Start Input data

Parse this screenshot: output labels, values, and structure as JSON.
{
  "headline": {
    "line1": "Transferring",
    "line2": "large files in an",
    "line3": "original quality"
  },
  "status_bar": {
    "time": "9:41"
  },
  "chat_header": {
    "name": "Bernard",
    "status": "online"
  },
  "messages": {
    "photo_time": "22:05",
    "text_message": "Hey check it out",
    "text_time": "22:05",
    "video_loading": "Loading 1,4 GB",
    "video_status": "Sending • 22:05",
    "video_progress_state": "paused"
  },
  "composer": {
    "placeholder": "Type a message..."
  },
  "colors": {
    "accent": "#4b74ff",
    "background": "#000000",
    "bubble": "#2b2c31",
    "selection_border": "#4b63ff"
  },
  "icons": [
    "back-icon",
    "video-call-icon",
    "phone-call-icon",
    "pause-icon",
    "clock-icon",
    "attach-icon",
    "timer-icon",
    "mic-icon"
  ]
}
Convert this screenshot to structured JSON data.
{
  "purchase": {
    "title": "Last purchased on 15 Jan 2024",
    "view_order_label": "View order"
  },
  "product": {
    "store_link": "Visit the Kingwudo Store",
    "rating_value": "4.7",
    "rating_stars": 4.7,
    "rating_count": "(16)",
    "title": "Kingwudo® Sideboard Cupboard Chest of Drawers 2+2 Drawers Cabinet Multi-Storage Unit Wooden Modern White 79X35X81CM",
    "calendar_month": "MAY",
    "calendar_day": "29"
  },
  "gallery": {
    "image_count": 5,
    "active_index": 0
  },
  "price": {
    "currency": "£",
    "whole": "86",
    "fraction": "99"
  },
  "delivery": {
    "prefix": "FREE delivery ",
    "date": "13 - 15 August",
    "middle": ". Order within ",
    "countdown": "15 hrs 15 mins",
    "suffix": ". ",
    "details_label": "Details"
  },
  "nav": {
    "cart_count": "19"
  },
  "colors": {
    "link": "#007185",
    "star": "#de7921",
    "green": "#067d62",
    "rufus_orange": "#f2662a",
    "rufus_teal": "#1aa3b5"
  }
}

End Input data

- _Work to complete_
Produce a verbatim transcription of the entries above.

- _Task answer_
Parse this screenshot: output labels, values, and structure as JSON.
{
  "headline": {
    "line1": "Transferring",
    "line2": "large files in an",
    "line3": "original quality"
  },
  "status_bar": {
    "time": "9:41"
  },
  "chat_header": {
    "name": "Bernard",
    "status": "online"
  },
  "messages": {
    "photo_time": "22:05",
    "text_message": "Hey check it out",
    "text_time": "22:05",
    "video_loading": "Loading 1,4 GB",
    "video_status": "Sending • 22:05",
    "video_progress_state": "paused"
  },
  "composer": {
    "placeholder": "Type a message..."
  },
  "colors": {
    "accent": "#4b74ff",
    "background": "#000000",
    "bubble": "#2b2c31",
    "selection_border": "#4b63ff"
  },
  "icons": [
    "back-icon",
    "video-call-icon",
    "phone-call-icon",
    "pause-icon",
    "clock-icon",
    "attach-icon",
    "timer-icon",
    "mic-icon"
  ]
}
Convert this screenshot to structured JSON data.
{
  "purchase": {
    "title": "Last purchased on 15 Jan 2024",
    "view_order_label": "View order"
  },
  "product": {
    "store_link": "Visit the Kingwudo Store",
    "rating_value": "4.7",
    "rating_stars": 4.7,
    "rating_count": "(16)",
    "title": "Kingwudo® Sideboard Cupboard Chest of Drawers 2+2 Drawers Cabinet Multi-Storage Unit Wooden Modern White 79X35X81CM",
    "calendar_month": "MAY",
    "calendar_day": "29"
  },
  "gallery": {
    "image_count": 5,
    "active_index": 0
  },
  "price": {
    "currency": "£",
    "whole": "86",
    "fraction": "99"
  },
  "delivery": {
    "prefix": "FREE delivery ",
    "date": "13 - 15 August",
    "middle": ". Order within ",
    "countdown": "15 hrs 15 mins",
    "suffix": ". ",
    "details_label": "Details"
  },
  "nav": {
    "cart_count": "19"
  },
  "colors": {
    "link": "#007185",
    "star": "#de7921",
    "green": "#067d62",
    "rufus_orange": "#f2662a",
    "rufus_teal": "#1aa3b5"
  }
}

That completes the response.